**Goal**
Reproduce every line of the material below, but drop the pictures.

(Stored records)

>> START

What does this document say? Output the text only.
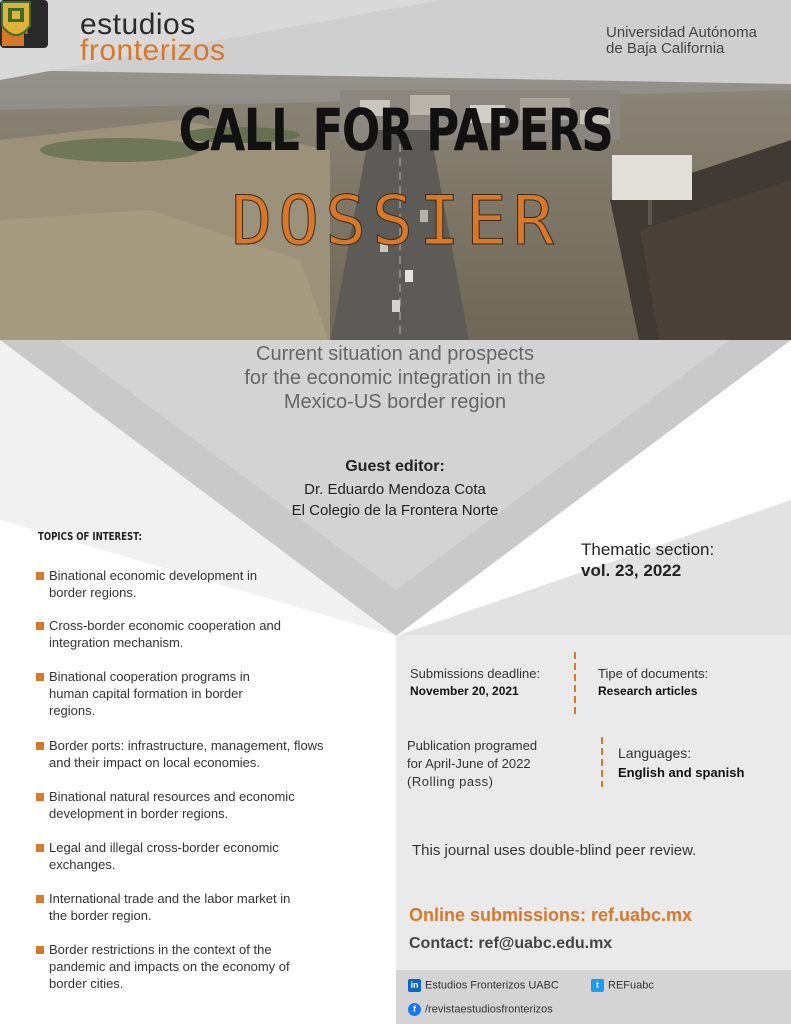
estudios
fronterizos
Universidad Autónoma
de Baja California
CALL FOR PAPERS
DOSSIER
Current situation and prospects
for the economic integration in the
Mexico-US border region
Guest editor:
Dr. Eduardo Mendoza Cota
El Colegio de la Frontera Norte
TOPICS OF INTEREST:
Binational economic development in border regions.
Cross-border economic cooperation and integration mechanism.
Binational cooperation programs in human capital formation in border regions.
Border ports: infrastructure, management, flows and their impact on local economies.
Binational natural resources and economic development in border regions.
Legal and illegal cross-border economic exchanges.
International trade and the labor market in the border region.
Border restrictions in the context of the pandemic and impacts on the economy of border cities.
Thematic section:
vol. 23, 2022
Submissions deadline:
November 20, 2021
Tipe of documents:
Research articles
Publication programed
for April-June of 2022
(Rolling pass)
Languages:
English and spanish
This journal uses double-blind peer review.
Online submissions: ref.uabc.mx
Contact: ref@uabc.edu.mx
in Estudios Fronterizos UABC	t REFuabc
f /revistaestudiosfronterizos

>> END

**Result**
What does this document say? Output the text only.
estudios
fronterizos
Universidad Autónoma
de Baja California
CALL FOR PAPERS
DOSSIER
Current situation and prospects
for the economic integration in the
Mexico-US border region
Guest editor:
Dr. Eduardo Mendoza Cota
El Colegio de la Frontera Norte
TOPICS OF INTEREST:
Binational economic development in border regions.
Cross-border economic cooperation and integration mechanism.
Binational cooperation programs in human capital formation in border regions.
Border ports: infrastructure, management, flows and their impact on local economies.
Binational natural resources and economic development in border regions.
Legal and illegal cross-border economic exchanges.
International trade and the labor market in the border region.
Border restrictions in the context of the pandemic and impacts on the economy of border cities.
Thematic section:
vol. 23, 2022
Submissions deadline:
November 20, 2021
Tipe of documents:
Research articles
Publication programed
for April-June of 2022
(Rolling pass)
Languages:
English and spanish
This journal uses double-blind peer review.
Online submissions: ref.uabc.mx
Contact: ref@uabc.edu.mx
in Estudios Fronterizos UABC	t REFuabc
f /revistaestudiosfronterizos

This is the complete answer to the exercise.